Work task – Show all lines from the listing below that contain "Nuevo".
─── Data section
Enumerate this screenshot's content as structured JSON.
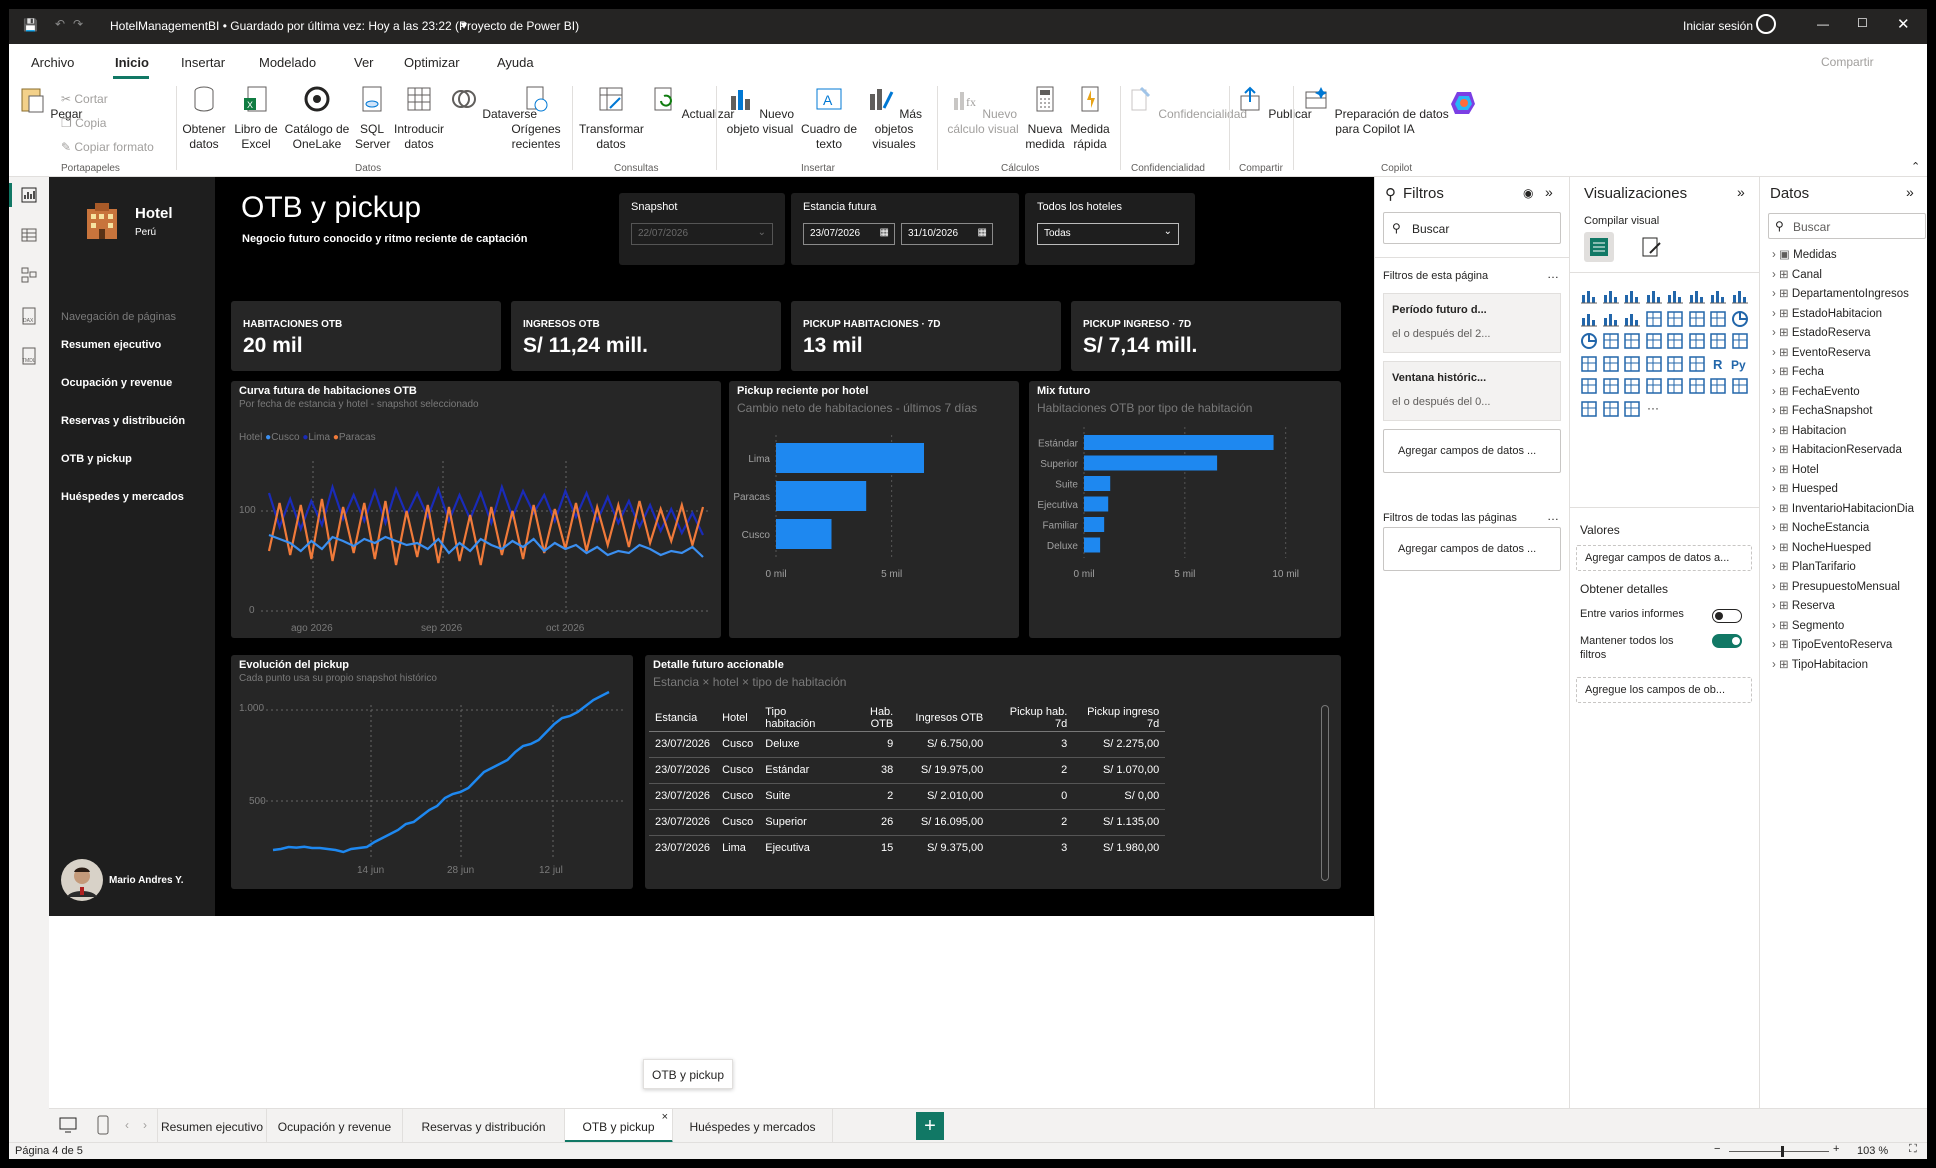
{
  "titlebar": {
    "title": "HotelManagementBI • Guardado por última vez: Hoy a las 23:22 (Proyecto de Power BI)",
    "signin": "Iniciar sesión"
  },
  "menu": {
    "items": [
      "Archivo",
      "Inicio",
      "Insertar",
      "Modelado",
      "Ver",
      "Optimizar",
      "Ayuda"
    ],
    "active": "Inicio",
    "share": "Compartir"
  },
  "ribbon": {
    "pegar": "Pegar",
    "cortar": "Cortar",
    "copia": "Copia",
    "copiar_formato": "Copiar formato",
    "obtener": "Obtener datos",
    "excel": "Libro de Excel",
    "onelake": "Catálogo de OneLake",
    "sql": "SQL Server",
    "introducir": "Introducir datos",
    "dataverse": "Dataverse",
    "origenes": "Orígenes recientes",
    "transformar": "Transformar datos",
    "actualizar": "Actualizar",
    "nuevo_objeto": "Nuevo objeto visual",
    "cuadro": "Cuadro de texto",
    "mas": "Más objetos visuales",
    "nuevo_calculo": "Nuevo cálculo visual",
    "nueva_medida": "Nueva medida",
    "medida_rapida": "Medida rápida",
    "confidencialidad": "Confidencialidad",
    "publicar": "Publicar",
    "preparacion": "Preparación de datos para Copilot IA",
    "groups": [
      "Portapapeles",
      "Datos",
      "Consultas",
      "Insertar",
      "Cálculos",
      "Confidencialidad",
      "Compartir",
      "Copilot"
    ]
  },
  "report": {
    "brand": "Hotel",
    "country": "Perú",
    "title": "OTB y pickup",
    "subtitle": "Negocio futuro conocido y ritmo reciente de captación",
    "nav_header": "Navegación de páginas",
    "nav": [
      "Resumen ejecutivo",
      "Ocupación y revenue",
      "Reservas y distribución",
      "OTB y pickup",
      "Huéspedes y mercados"
    ],
    "user": "Mario Andres Y.",
    "slicers": {
      "snapshot_label": "Snapshot",
      "snapshot_value": "22/07/2026",
      "estancia_label": "Estancia futura",
      "from": "23/07/2026",
      "to": "31/10/2026",
      "hoteles_label": "Todos los hoteles",
      "hoteles_value": "Todas"
    },
    "kpis": [
      {
        "label": "HABITACIONES OTB",
        "value": "20 mil"
      },
      {
        "label": "INGRESOS OTB",
        "value": "S/ 11,24 mill."
      },
      {
        "label": "PICKUP HABITACIONES · 7D",
        "value": "13 mil"
      },
      {
        "label": "PICKUP INGRESO · 7D",
        "value": "S/ 7,14 mill."
      }
    ],
    "curve": {
      "title": "Curva futura de habitaciones OTB",
      "subtitle": "Por fecha de estancia y hotel - snapshot seleccionado",
      "legend_title": "Hotel",
      "legend": [
        "Cusco",
        "Lima",
        "Paracas"
      ],
      "yticks": [
        "100",
        "0"
      ],
      "xticks": [
        "ago 2026",
        "sep 2026",
        "oct 2026"
      ]
    },
    "pickup_hotel": {
      "title": "Pickup reciente por hotel",
      "subtitle": "Cambio neto de habitaciones - últimos 7 días",
      "xticks": [
        "0 mil",
        "5 mil"
      ]
    },
    "mix": {
      "title": "Mix futuro",
      "subtitle": "Habitaciones OTB por tipo de habitación",
      "xticks": [
        "0 mil",
        "5 mil",
        "10 mil"
      ]
    },
    "evolucion": {
      "title": "Evolución del pickup",
      "subtitle": "Cada punto usa su propio snapshot histórico",
      "yticks": [
        "1.000",
        "500"
      ],
      "xticks": [
        "14 jun",
        "28 jun",
        "12 jul"
      ]
    },
    "detalle": {
      "title": "Detalle futuro accionable",
      "subtitle": "Estancia × hotel × tipo de habitación",
      "columns": [
        "Estancia",
        "Hotel",
        "Tipo habitación",
        "Hab. OTB",
        "Ingresos OTB",
        "Pickup hab. 7d",
        "Pickup ingreso 7d"
      ],
      "rows": [
        [
          "23/07/2026",
          "Cusco",
          "Deluxe",
          "9",
          "S/ 6.750,00",
          "3",
          "S/ 2.275,00"
        ],
        [
          "23/07/2026",
          "Cusco",
          "Estándar",
          "38",
          "S/ 19.975,00",
          "2",
          "S/ 1.070,00"
        ],
        [
          "23/07/2026",
          "Cusco",
          "Suite",
          "2",
          "S/ 2.010,00",
          "0",
          "S/ 0,00"
        ],
        [
          "23/07/2026",
          "Cusco",
          "Superior",
          "26",
          "S/ 16.095,00",
          "2",
          "S/ 1.135,00"
        ],
        [
          "23/07/2026",
          "Lima",
          "Ejecutiva",
          "15",
          "S/ 9.375,00",
          "3",
          "S/ 1.980,00"
        ]
      ]
    }
  },
  "chart_data": [
    {
      "type": "bar",
      "title": "Pickup reciente por hotel",
      "categories": [
        "Lima",
        "Paracas",
        "Cusco"
      ],
      "values": [
        6.4,
        3.9,
        2.4
      ],
      "xlim": [
        0,
        8
      ]
    },
    {
      "type": "bar",
      "title": "Mix futuro",
      "categories": [
        "Estándar",
        "Superior",
        "Suite",
        "Ejecutiva",
        "Familiar",
        "Deluxe"
      ],
      "values": [
        9.4,
        6.6,
        1.3,
        1.2,
        1.0,
        0.8
      ],
      "xlim": [
        0,
        12
      ]
    },
    {
      "type": "line",
      "title": "Evolución del pickup",
      "y": [
        210,
        215,
        225,
        222,
        226,
        220,
        220,
        215,
        210,
        200,
        215,
        220,
        225,
        250,
        270,
        290,
        310,
        340,
        350,
        380,
        410,
        430,
        470,
        490,
        500,
        520,
        560,
        600,
        620,
        640,
        660,
        700,
        730,
        740,
        760,
        800,
        840,
        870,
        880,
        900,
        930,
        960,
        980,
        1000
      ],
      "ylim": [
        0,
        1100
      ]
    },
    {
      "type": "line",
      "title": "Curva futura de habitaciones OTB",
      "series": [
        {
          "name": "Cusco",
          "values": [
            76,
            72,
            68,
            60,
            70,
            62,
            74,
            70,
            65,
            72,
            68,
            74,
            70,
            66,
            68,
            62,
            72,
            58,
            68,
            60,
            72,
            66,
            62,
            70,
            64,
            72,
            60,
            68,
            62,
            66,
            58,
            64,
            56,
            60,
            58,
            66,
            62,
            56,
            60,
            58,
            64,
            54
          ]
        },
        {
          "name": "Lima",
          "values": [
            118,
            84,
            112,
            82,
            110,
            86,
            124,
            92,
            116,
            90,
            120,
            88,
            122,
            96,
            118,
            94,
            122,
            90,
            116,
            92,
            118,
            88,
            124,
            94,
            120,
            98,
            116,
            90,
            120,
            94,
            118,
            90,
            114,
            88,
            110,
            84,
            106,
            80,
            102,
            78,
            98,
            76
          ]
        },
        {
          "name": "Paracas",
          "values": [
            60,
            108,
            56,
            106,
            52,
            112,
            50,
            104,
            58,
            108,
            52,
            110,
            46,
            100,
            54,
            106,
            48,
            104,
            50,
            96,
            46,
            104,
            56,
            100,
            52,
            106,
            58,
            102,
            62,
            108,
            60,
            104,
            66,
            106,
            64,
            110,
            68,
            102,
            70,
            106,
            66,
            104
          ]
        }
      ],
      "ylim": [
        0,
        150
      ]
    }
  ],
  "filters": {
    "title": "Filtros",
    "search": "Buscar",
    "page_header": "Filtros de esta página",
    "f1_title": "Período futuro d...",
    "f1_value": "el o después del 2...",
    "f2_title": "Ventana históric...",
    "f2_value": "el o después del 0...",
    "add": "Agregar campos de datos ...",
    "all_header": "Filtros de todas las páginas",
    "add2": "Agregar campos de datos ..."
  },
  "viz": {
    "title": "Visualizaciones",
    "build": "Compilar visual",
    "valores": "Valores",
    "valores_add": "Agregar campos de datos a...",
    "detalles": "Obtener detalles",
    "entre": "Entre varios informes",
    "mantener": "Mantener todos los filtros",
    "agregue": "Agregue los campos de ob..."
  },
  "datos": {
    "title": "Datos",
    "search": "Buscar",
    "items": [
      "Medidas",
      "Canal",
      "DepartamentoIngresos",
      "EstadoHabitacion",
      "EstadoReserva",
      "EventoReserva",
      "Fecha",
      "FechaEvento",
      "FechaSnapshot",
      "Habitacion",
      "HabitacionReservada",
      "Hotel",
      "Huesped",
      "InventarioHabitacionDia",
      "NocheEstancia",
      "NocheHuesped",
      "PlanTarifario",
      "PresupuestoMensual",
      "Reserva",
      "Segmento",
      "TipoEventoReserva",
      "TipoHabitacion"
    ]
  },
  "tabs": {
    "items": [
      "Resumen ejecutivo",
      "Ocupación y revenue",
      "Reservas y distribución",
      "OTB y pickup",
      "Huéspedes y mercados"
    ],
    "active": "OTB y pickup",
    "tooltip": "OTB y pickup"
  },
  "status": {
    "page": "Página 4 de 5",
    "zoom": "103 %"
  },
  "colors": {
    "accent": "#0078d4",
    "cusco": "#3b8ff0",
    "lima": "#1a2bb8",
    "paracas": "#f07a3a",
    "bar": "#1e88f0",
    "green": "#107c10"
  }
}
──────
Response to this task –
    "nuevo_objeto": "Nuevo objeto visual",
    "nuevo_calculo": "Nuevo cálculo visual",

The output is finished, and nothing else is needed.